TASK DESCRIPTION:
Filter the records below down to lines containing "Retention".
[begin SUPPLIED RECORDS]
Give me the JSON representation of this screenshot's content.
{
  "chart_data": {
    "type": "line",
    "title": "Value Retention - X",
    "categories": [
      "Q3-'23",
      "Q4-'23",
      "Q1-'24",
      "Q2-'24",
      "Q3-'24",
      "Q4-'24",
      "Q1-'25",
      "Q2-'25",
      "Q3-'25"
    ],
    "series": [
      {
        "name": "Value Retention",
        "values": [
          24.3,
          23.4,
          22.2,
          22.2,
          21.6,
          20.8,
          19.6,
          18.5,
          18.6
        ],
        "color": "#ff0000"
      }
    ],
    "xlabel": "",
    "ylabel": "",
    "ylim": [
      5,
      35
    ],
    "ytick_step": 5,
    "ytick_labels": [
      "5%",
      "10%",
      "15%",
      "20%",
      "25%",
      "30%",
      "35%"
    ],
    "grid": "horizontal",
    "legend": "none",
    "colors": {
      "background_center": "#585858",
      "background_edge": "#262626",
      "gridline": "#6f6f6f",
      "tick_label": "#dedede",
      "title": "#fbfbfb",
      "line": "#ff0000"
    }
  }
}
[end SUPPLIED RECORDS]
[begin SUPPLIED RECORDS]
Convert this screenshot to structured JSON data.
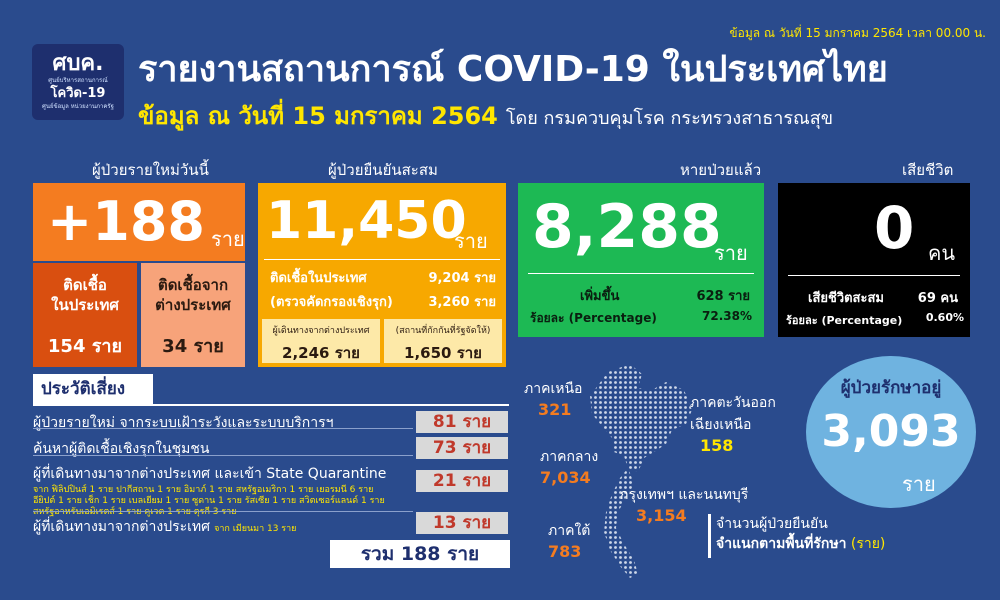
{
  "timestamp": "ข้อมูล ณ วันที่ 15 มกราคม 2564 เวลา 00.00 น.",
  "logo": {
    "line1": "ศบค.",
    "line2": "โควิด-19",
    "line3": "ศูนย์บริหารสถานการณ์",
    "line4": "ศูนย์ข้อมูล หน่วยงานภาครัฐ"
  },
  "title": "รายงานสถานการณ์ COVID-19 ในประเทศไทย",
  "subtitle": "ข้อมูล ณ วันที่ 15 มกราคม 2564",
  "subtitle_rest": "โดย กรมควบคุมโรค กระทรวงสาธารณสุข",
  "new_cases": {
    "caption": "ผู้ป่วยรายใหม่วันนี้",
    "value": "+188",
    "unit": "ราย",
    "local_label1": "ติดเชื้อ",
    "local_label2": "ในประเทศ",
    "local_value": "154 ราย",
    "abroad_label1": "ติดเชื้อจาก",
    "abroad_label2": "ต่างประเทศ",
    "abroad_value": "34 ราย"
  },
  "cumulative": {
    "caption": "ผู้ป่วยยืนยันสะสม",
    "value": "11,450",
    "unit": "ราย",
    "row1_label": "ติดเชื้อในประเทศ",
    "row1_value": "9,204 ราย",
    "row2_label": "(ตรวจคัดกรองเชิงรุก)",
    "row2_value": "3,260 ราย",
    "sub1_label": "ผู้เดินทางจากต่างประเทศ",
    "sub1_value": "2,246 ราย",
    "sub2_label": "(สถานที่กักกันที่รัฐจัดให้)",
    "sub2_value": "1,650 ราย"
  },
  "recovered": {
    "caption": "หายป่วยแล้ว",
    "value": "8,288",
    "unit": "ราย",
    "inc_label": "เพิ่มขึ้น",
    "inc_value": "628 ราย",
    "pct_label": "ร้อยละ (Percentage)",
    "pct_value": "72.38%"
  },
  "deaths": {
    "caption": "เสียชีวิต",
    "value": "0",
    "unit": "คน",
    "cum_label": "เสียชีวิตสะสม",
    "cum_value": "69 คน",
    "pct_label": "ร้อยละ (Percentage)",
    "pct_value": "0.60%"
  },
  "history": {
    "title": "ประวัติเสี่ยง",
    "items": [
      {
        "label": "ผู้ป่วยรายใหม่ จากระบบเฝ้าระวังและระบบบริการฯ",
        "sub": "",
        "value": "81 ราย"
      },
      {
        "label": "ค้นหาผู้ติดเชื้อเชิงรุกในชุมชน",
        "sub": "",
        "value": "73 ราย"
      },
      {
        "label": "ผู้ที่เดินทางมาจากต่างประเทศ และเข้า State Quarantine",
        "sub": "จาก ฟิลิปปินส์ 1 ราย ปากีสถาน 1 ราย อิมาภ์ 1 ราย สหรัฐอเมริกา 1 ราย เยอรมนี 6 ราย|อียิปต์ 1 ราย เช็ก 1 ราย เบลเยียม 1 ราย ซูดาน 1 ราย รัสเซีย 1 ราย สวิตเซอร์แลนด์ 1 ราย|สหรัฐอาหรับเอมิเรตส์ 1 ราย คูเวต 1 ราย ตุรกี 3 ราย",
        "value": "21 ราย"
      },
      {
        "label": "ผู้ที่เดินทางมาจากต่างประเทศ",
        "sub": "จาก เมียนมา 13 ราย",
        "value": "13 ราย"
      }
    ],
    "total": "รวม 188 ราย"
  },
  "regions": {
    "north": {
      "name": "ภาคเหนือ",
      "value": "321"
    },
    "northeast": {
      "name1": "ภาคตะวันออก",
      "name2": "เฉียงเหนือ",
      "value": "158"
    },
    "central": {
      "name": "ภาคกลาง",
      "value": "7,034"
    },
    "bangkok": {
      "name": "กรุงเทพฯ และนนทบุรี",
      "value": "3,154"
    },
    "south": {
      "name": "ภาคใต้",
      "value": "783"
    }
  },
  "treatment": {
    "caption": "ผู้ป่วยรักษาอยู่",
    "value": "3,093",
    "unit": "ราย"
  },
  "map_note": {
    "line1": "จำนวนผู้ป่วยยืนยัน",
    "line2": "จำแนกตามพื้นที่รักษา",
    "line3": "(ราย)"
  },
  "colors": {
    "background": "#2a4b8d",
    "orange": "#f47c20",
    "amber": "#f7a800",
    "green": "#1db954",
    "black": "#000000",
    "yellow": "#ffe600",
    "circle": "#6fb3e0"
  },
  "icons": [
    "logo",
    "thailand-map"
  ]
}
[end SUPPLIED RECORDS]
[begin SUPPLIED RECORDS]
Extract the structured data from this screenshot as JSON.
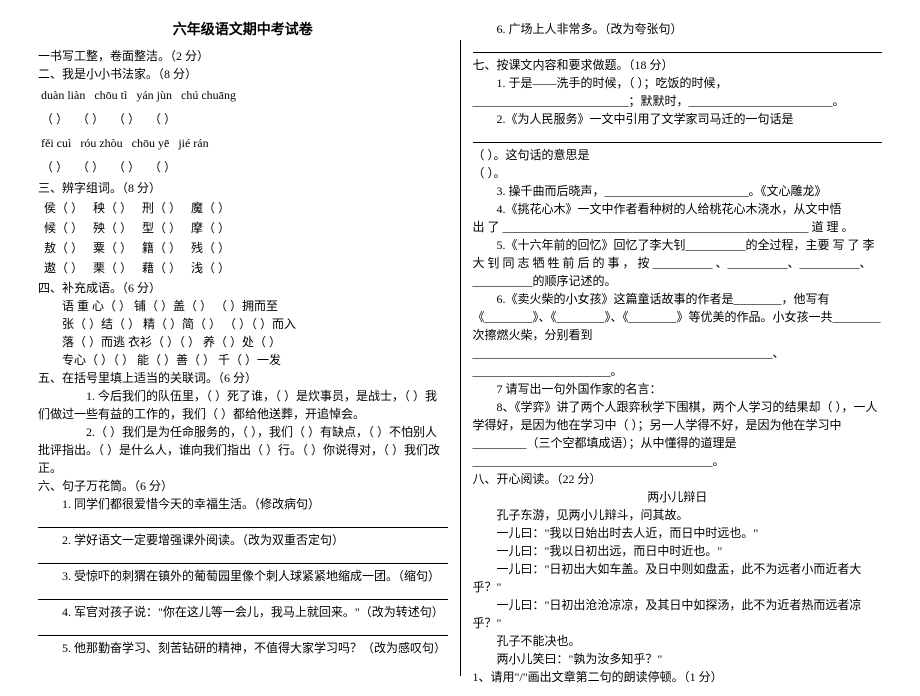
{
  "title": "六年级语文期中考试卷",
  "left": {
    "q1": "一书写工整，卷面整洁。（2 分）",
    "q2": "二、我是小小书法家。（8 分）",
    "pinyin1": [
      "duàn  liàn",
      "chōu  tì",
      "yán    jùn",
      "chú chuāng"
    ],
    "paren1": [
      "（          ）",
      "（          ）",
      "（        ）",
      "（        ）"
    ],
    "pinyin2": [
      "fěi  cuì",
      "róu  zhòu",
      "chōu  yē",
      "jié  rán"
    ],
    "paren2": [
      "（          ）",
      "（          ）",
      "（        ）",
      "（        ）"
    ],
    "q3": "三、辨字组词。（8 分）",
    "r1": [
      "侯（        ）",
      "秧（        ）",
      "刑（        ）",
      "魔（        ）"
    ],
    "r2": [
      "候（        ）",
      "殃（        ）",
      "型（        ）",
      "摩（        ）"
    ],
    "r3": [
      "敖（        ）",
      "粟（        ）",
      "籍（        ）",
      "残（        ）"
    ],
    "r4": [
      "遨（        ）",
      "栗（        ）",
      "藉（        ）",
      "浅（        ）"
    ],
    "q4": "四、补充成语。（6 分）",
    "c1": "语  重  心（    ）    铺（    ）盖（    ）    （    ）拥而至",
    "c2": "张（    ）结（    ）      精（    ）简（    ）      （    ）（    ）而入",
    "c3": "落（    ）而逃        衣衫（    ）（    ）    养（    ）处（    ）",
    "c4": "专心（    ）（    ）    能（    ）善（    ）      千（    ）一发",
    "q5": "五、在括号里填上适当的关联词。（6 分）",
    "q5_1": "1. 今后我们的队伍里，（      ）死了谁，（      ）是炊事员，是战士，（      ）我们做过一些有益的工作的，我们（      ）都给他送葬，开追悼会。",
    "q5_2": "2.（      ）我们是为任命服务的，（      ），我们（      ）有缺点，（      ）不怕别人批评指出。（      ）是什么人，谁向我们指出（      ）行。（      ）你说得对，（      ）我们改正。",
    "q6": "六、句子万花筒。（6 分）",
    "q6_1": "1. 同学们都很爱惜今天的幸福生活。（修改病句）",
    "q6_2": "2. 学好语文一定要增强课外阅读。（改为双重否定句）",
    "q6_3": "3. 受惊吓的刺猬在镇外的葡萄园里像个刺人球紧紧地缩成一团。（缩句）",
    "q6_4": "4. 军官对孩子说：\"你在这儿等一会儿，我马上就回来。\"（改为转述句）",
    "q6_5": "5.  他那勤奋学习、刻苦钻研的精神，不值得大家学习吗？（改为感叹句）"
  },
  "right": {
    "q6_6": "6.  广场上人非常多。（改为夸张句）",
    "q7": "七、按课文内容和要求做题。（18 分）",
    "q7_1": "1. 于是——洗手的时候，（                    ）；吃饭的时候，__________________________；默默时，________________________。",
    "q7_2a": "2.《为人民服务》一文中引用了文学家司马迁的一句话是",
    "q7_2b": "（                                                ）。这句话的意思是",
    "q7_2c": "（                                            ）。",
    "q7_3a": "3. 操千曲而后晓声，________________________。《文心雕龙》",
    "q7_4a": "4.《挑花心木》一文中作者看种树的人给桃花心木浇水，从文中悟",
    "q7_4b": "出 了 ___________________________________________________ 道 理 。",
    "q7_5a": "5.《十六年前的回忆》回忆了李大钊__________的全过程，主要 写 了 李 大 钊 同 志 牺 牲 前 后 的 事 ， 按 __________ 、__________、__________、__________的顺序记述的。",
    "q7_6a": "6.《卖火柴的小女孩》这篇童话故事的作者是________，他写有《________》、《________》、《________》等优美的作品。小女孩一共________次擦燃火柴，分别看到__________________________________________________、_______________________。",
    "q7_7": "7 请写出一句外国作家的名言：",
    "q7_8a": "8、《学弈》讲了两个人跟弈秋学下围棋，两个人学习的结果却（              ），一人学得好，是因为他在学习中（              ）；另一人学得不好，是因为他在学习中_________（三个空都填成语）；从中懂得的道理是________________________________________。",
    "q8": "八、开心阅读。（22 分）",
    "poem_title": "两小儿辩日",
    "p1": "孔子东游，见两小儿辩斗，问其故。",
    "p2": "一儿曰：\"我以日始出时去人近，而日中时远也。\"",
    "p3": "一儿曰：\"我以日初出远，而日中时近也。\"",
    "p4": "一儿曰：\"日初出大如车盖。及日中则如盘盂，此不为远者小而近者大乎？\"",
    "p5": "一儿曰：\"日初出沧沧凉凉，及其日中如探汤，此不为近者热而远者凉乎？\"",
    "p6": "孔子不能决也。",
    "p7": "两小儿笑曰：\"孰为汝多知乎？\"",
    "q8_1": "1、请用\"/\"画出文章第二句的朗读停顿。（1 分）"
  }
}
[end SUPPLIED RECORDS]
RESPONSE:
    "title": "Value Retention - X",
        "name": "Value Retention",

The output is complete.